* Start THE DATA *

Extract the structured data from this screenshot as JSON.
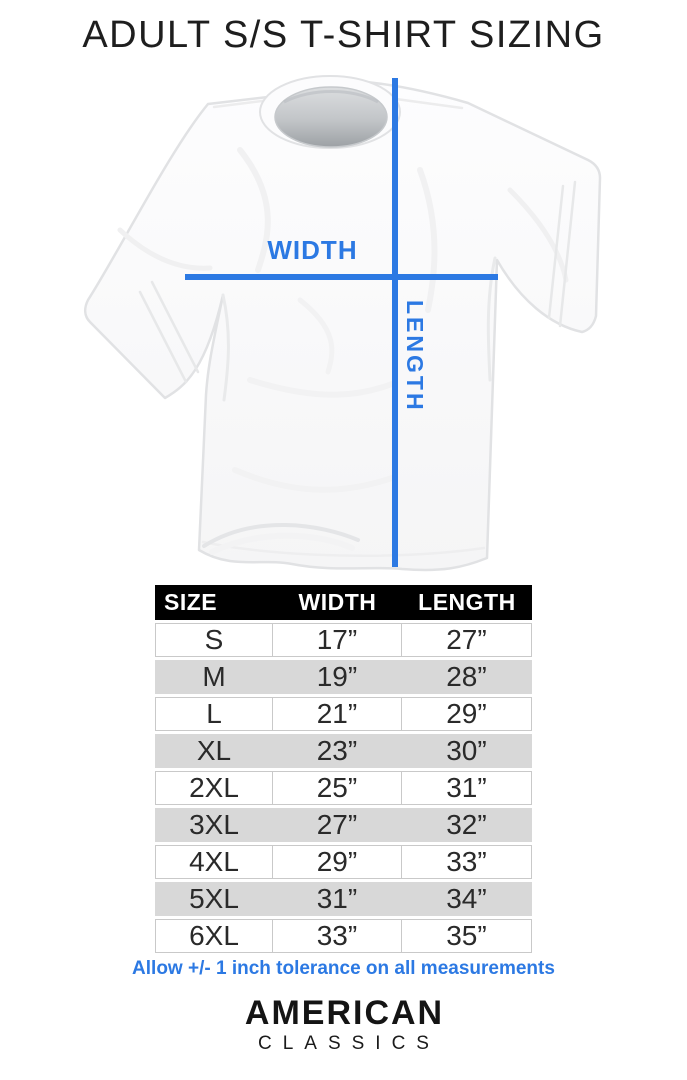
{
  "chart_data": {
    "type": "table",
    "title": "ADULT S/S T-SHIRT SIZING",
    "columns": [
      "SIZE",
      "WIDTH",
      "LENGTH"
    ],
    "rows": [
      [
        "S",
        "17”",
        "27”"
      ],
      [
        "M",
        "19”",
        "28”"
      ],
      [
        "L",
        "21”",
        "29”"
      ],
      [
        "XL",
        "23”",
        "30”"
      ],
      [
        "2XL",
        "25”",
        "31”"
      ],
      [
        "3XL",
        "27”",
        "32”"
      ],
      [
        "4XL",
        "29”",
        "33”"
      ],
      [
        "5XL",
        "31”",
        "34”"
      ],
      [
        "6XL",
        "33”",
        "35”"
      ]
    ],
    "note": "Allow +/- 1 inch tolerance on all measurements",
    "layout": {
      "header_bg": "#000000",
      "row_alt_color": "#d8d8d8",
      "grid": "alternating-rows"
    }
  },
  "diagram": {
    "width_label": "WIDTH",
    "length_label": "LENGTH",
    "line_color": "#2c79e3"
  },
  "brand": {
    "name": "AMERICAN",
    "subname": "CLASSICS"
  },
  "colors": {
    "accent_blue": "#2c79e3",
    "text_dark": "#1e1e1e"
  }
}
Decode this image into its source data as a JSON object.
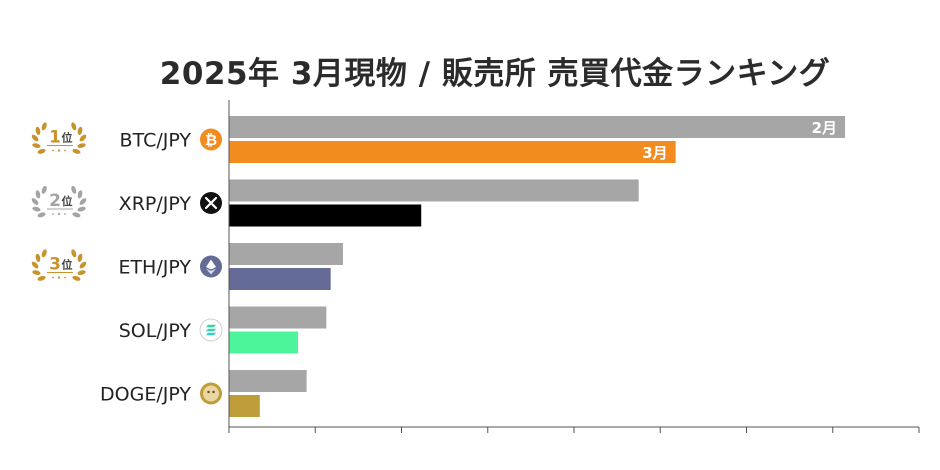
{
  "title": "2025年 3月現物 / 販売所 売買代金ランキング",
  "rank_suffix": "位",
  "colors": {
    "previous_month": "#a6a6a6",
    "gold_laurel": "#c8932d",
    "silver_laurel": "#a4a4a4",
    "axis": "#555555"
  },
  "chart_data": {
    "type": "bar",
    "orientation": "horizontal",
    "categories": [
      "BTC/JPY",
      "XRP/JPY",
      "ETH/JPY",
      "SOL/JPY",
      "DOGE/JPY"
    ],
    "ranks": [
      1,
      2,
      3,
      null,
      null
    ],
    "icons": [
      "bitcoin-icon",
      "xrp-icon",
      "ethereum-icon",
      "solana-icon",
      "dogecoin-icon"
    ],
    "series": [
      {
        "name": "2月",
        "values": [
          100,
          66.5,
          18.5,
          15.8,
          12.6
        ],
        "color": "#a6a6a6"
      },
      {
        "name": "3月",
        "values": [
          72.5,
          31.2,
          16.5,
          11.2,
          5.0
        ],
        "colors": [
          "#f28c1e",
          "#000000",
          "#636b96",
          "#4df59a",
          "#bf9d3a"
        ]
      }
    ],
    "xlim": [
      0,
      112
    ],
    "x_ticks": 8,
    "legend_placement": "on-bars-first-category"
  }
}
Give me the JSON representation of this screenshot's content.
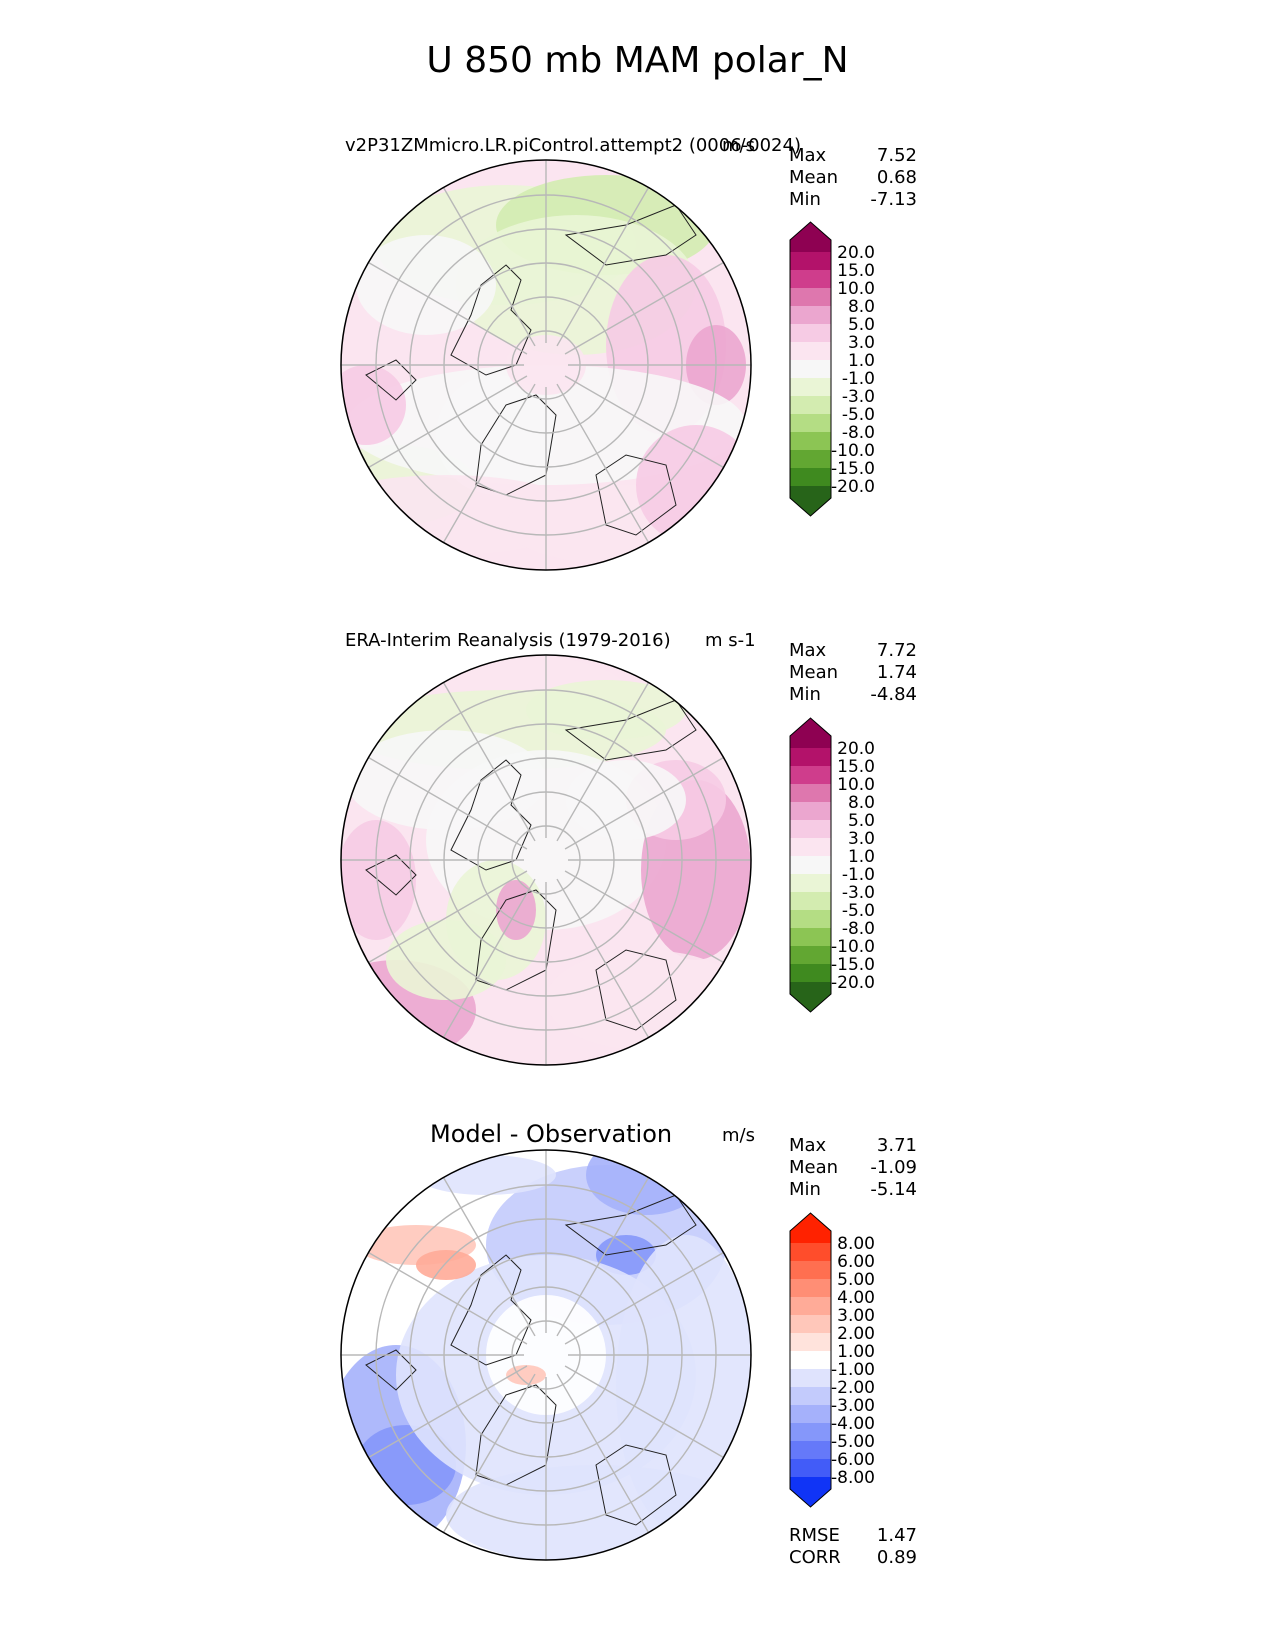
{
  "figure": {
    "title": "U 850 mb MAM polar_N"
  },
  "chart_data": [
    {
      "type": "heatmap",
      "projection": "north polar stereographic",
      "title": "v2P31ZMmicro.LR.piControl.attempt2 (0006-0024)",
      "units": "m/s",
      "stats": {
        "Max": "7.52",
        "Mean": "0.68",
        "Min": "-7.13"
      },
      "colorbar_labels": [
        "20.0",
        "15.0",
        "10.0",
        "8.0",
        "5.0",
        "3.0",
        "1.0",
        "-1.0",
        "-3.0",
        "-5.0",
        "-8.0",
        "-10.0",
        "-15.0",
        "-20.0"
      ],
      "colorbar_colors": [
        "#8e0152",
        "#b3126a",
        "#cf3d8c",
        "#de77ae",
        "#eba6cf",
        "#f6cbe4",
        "#fbe5f0",
        "#f7f7f7",
        "#eaf5d6",
        "#d3ecb0",
        "#b4dd84",
        "#8cc554",
        "#62a732",
        "#3f8a1f",
        "#276419"
      ]
    },
    {
      "type": "heatmap",
      "projection": "north polar stereographic",
      "title": "ERA-Interim Reanalysis (1979-2016)",
      "units": "m s-1",
      "stats": {
        "Max": "7.72",
        "Mean": "1.74",
        "Min": "-4.84"
      },
      "colorbar_labels": [
        "20.0",
        "15.0",
        "10.0",
        "8.0",
        "5.0",
        "3.0",
        "1.0",
        "-1.0",
        "-3.0",
        "-5.0",
        "-8.0",
        "-10.0",
        "-15.0",
        "-20.0"
      ],
      "colorbar_colors": [
        "#8e0152",
        "#b3126a",
        "#cf3d8c",
        "#de77ae",
        "#eba6cf",
        "#f6cbe4",
        "#fbe5f0",
        "#f7f7f7",
        "#eaf5d6",
        "#d3ecb0",
        "#b4dd84",
        "#8cc554",
        "#62a732",
        "#3f8a1f",
        "#276419"
      ]
    },
    {
      "type": "heatmap",
      "projection": "north polar stereographic",
      "title": "Model - Observation",
      "units": "m/s",
      "stats": {
        "Max": "3.71",
        "Mean": "-1.09",
        "Min": "-5.14"
      },
      "extra_stats": {
        "RMSE": "1.47",
        "CORR": "0.89"
      },
      "colorbar_labels": [
        "8.00",
        "6.00",
        "5.00",
        "4.00",
        "3.00",
        "2.00",
        "1.00",
        "-1.00",
        "-2.00",
        "-3.00",
        "-4.00",
        "-5.00",
        "-6.00",
        "-8.00"
      ],
      "colorbar_colors": [
        "#ff2200",
        "#ff4d2b",
        "#ff6f50",
        "#ff8e75",
        "#ffab98",
        "#ffc7ba",
        "#ffe3dc",
        "#ffffff",
        "#dfe3fd",
        "#c3cbfc",
        "#a5b1fb",
        "#8597fa",
        "#6579f9",
        "#425cf8",
        "#1034f6"
      ]
    }
  ]
}
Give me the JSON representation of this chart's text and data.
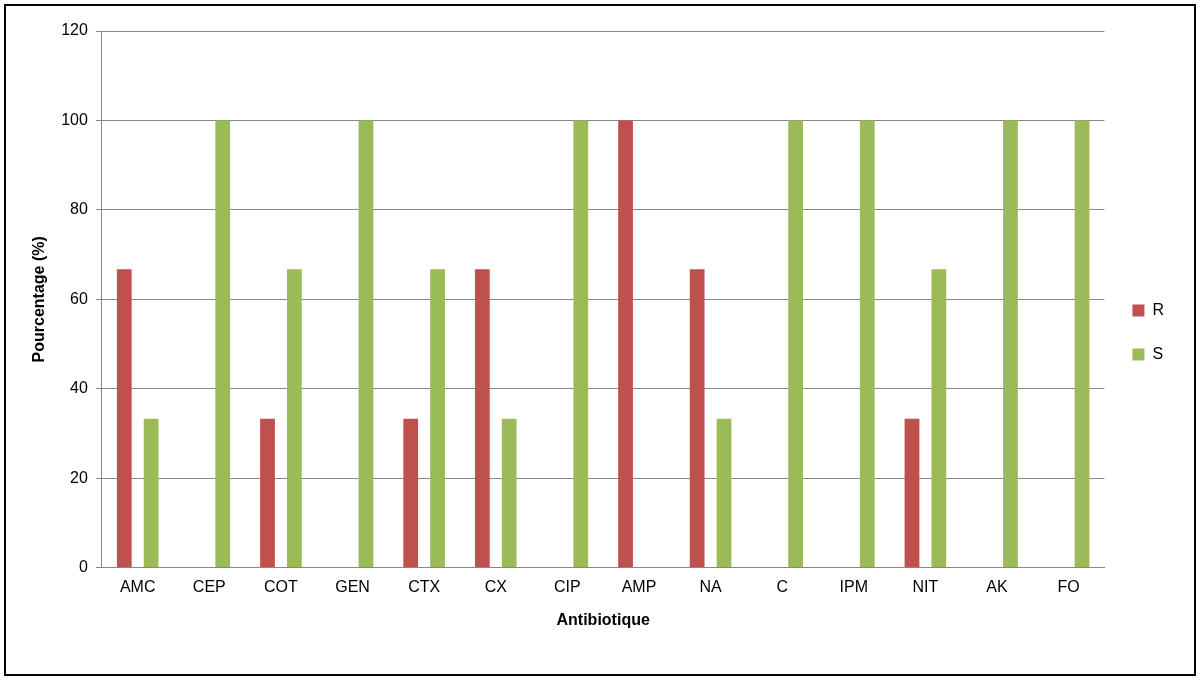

* End THE DATA *

REQUEST
Gather all lines where the word "title" appears.

SOLUTION BELOW
    "title": "ADULT S/S T-SHIRT SIZING",
  "title": "2025年 3月現物 / 販売所 売買代金ランキング",
    "title": "U 850 mb MAM polar_N"
      "title": "v2P31ZMmicro.LR.piControl.attempt2 (0006-0024)",
      "title": "ERA-Interim Reanalysis (1979-2016)",
      "title": "Model - Observation",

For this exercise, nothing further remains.